Prompt -
Each record needs to be echoed exactly; can you do that?

^^^^^^^^^^^^^^^^

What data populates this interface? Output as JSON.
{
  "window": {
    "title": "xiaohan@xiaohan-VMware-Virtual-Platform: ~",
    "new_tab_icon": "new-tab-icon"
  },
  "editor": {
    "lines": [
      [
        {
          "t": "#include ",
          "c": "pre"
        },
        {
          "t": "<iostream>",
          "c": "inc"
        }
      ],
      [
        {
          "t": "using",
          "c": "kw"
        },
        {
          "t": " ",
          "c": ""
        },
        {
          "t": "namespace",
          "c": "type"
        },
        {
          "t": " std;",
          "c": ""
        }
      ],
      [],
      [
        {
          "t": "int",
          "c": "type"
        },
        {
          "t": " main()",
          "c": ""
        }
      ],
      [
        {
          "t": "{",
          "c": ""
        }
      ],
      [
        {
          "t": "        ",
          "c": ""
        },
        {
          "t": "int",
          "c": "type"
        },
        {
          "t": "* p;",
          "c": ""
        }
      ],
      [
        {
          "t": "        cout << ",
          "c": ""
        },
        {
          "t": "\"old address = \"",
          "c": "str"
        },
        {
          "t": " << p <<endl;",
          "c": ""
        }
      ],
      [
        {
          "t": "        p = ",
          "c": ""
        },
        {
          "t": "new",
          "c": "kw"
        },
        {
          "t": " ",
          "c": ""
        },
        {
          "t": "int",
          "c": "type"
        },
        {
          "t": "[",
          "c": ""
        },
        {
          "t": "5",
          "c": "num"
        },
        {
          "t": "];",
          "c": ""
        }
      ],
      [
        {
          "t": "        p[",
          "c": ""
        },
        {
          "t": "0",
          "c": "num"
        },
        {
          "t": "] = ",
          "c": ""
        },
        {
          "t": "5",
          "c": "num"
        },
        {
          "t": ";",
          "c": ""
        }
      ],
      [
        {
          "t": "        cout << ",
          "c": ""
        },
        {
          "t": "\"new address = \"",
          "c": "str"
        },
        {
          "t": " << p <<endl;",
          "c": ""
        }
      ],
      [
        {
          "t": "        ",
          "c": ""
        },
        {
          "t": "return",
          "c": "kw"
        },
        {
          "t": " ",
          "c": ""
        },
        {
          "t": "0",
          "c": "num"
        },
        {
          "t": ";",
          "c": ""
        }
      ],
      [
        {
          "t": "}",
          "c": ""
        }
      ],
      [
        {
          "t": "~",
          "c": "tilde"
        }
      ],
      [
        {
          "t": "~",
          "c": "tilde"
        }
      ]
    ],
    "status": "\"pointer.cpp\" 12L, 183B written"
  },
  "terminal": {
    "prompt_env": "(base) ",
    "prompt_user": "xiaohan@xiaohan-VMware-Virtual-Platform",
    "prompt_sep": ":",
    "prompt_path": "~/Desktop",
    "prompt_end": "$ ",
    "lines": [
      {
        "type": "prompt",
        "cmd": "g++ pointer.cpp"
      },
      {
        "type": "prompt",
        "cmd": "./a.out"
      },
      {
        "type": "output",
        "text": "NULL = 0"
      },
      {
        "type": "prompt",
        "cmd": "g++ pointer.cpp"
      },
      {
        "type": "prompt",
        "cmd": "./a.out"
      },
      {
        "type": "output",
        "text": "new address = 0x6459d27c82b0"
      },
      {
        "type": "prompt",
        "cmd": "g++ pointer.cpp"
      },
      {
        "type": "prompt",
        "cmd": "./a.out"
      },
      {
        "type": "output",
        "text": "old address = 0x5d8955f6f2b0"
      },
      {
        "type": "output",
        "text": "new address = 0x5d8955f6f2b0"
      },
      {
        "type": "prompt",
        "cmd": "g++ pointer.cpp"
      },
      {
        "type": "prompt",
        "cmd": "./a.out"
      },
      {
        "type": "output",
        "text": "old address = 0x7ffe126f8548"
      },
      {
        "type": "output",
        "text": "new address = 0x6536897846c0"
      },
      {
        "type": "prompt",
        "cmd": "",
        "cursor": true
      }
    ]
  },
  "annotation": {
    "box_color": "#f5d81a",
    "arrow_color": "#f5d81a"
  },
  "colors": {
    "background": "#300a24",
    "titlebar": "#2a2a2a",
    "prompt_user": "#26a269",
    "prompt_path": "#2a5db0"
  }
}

^^^^^^^^^^^^^^^^

Correct output -
What data populates this interface? Output as JSON.
{
  "window": {
    "title": "xiaohan@xiaohan-VMware-Virtual-Platform: ~",
    "new_tab_icon": "new-tab-icon"
  },
  "editor": {
    "lines": [
      [
        {
          "t": "#include ",
          "c": "pre"
        },
        {
          "t": "<iostream>",
          "c": "inc"
        }
      ],
      [
        {
          "t": "using",
          "c": "kw"
        },
        {
          "t": " ",
          "c": ""
        },
        {
          "t": "namespace",
          "c": "type"
        },
        {
          "t": " std;",
          "c": ""
        }
      ],
      [],
      [
        {
          "t": "int",
          "c": "type"
        },
        {
          "t": " main()",
          "c": ""
        }
      ],
      [
        {
          "t": "{",
          "c": ""
        }
      ],
      [
        {
          "t": "        ",
          "c": ""
        },
        {
          "t": "int",
          "c": "type"
        },
        {
          "t": "* p;",
          "c": ""
        }
      ],
      [
        {
          "t": "        cout << ",
          "c": ""
        },
        {
          "t": "\"old address = \"",
          "c": "str"
        },
        {
          "t": " << p <<endl;",
          "c": ""
        }
      ],
      [
        {
          "t": "        p = ",
          "c": ""
        },
        {
          "t": "new",
          "c": "kw"
        },
        {
          "t": " ",
          "c": ""
        },
        {
          "t": "int",
          "c": "type"
        },
        {
          "t": "[",
          "c": ""
        },
        {
          "t": "5",
          "c": "num"
        },
        {
          "t": "];",
          "c": ""
        }
      ],
      [
        {
          "t": "        p[",
          "c": ""
        },
        {
          "t": "0",
          "c": "num"
        },
        {
          "t": "] = ",
          "c": ""
        },
        {
          "t": "5",
          "c": "num"
        },
        {
          "t": ";",
          "c": ""
        }
      ],
      [
        {
          "t": "        cout << ",
          "c": ""
        },
        {
          "t": "\"new address = \"",
          "c": "str"
        },
        {
          "t": " << p <<endl;",
          "c": ""
        }
      ],
      [
        {
          "t": "        ",
          "c": ""
        },
        {
          "t": "return",
          "c": "kw"
        },
        {
          "t": " ",
          "c": ""
        },
        {
          "t": "0",
          "c": "num"
        },
        {
          "t": ";",
          "c": ""
        }
      ],
      [
        {
          "t": "}",
          "c": ""
        }
      ],
      [
        {
          "t": "~",
          "c": "tilde"
        }
      ],
      [
        {
          "t": "~",
          "c": "tilde"
        }
      ]
    ],
    "status": "\"pointer.cpp\" 12L, 183B written"
  },
  "terminal": {
    "prompt_env": "(base) ",
    "prompt_user": "xiaohan@xiaohan-VMware-Virtual-Platform",
    "prompt_sep": ":",
    "prompt_path": "~/Desktop",
    "prompt_end": "$ ",
    "lines": [
      {
        "type": "prompt",
        "cmd": "g++ pointer.cpp"
      },
      {
        "type": "prompt",
        "cmd": "./a.out"
      },
      {
        "type": "output",
        "text": "NULL = 0"
      },
      {
        "type": "prompt",
        "cmd": "g++ pointer.cpp"
      },
      {
        "type": "prompt",
        "cmd": "./a.out"
      },
      {
        "type": "output",
        "text": "new address = 0x6459d27c82b0"
      },
      {
        "type": "prompt",
        "cmd": "g++ pointer.cpp"
      },
      {
        "type": "prompt",
        "cmd": "./a.out"
      },
      {
        "type": "output",
        "text": "old address = 0x5d8955f6f2b0"
      },
      {
        "type": "output",
        "text": "new address = 0x5d8955f6f2b0"
      },
      {
        "type": "prompt",
        "cmd": "g++ pointer.cpp"
      },
      {
        "type": "prompt",
        "cmd": "./a.out"
      },
      {
        "type": "output",
        "text": "old address = 0x7ffe126f8548"
      },
      {
        "type": "output",
        "text": "new address = 0x6536897846c0"
      },
      {
        "type": "prompt",
        "cmd": "",
        "cursor": true
      }
    ]
  },
  "annotation": {
    "box_color": "#f5d81a",
    "arrow_color": "#f5d81a"
  },
  "colors": {
    "background": "#300a24",
    "titlebar": "#2a2a2a",
    "prompt_user": "#26a269",
    "prompt_path": "#2a5db0"
  }
}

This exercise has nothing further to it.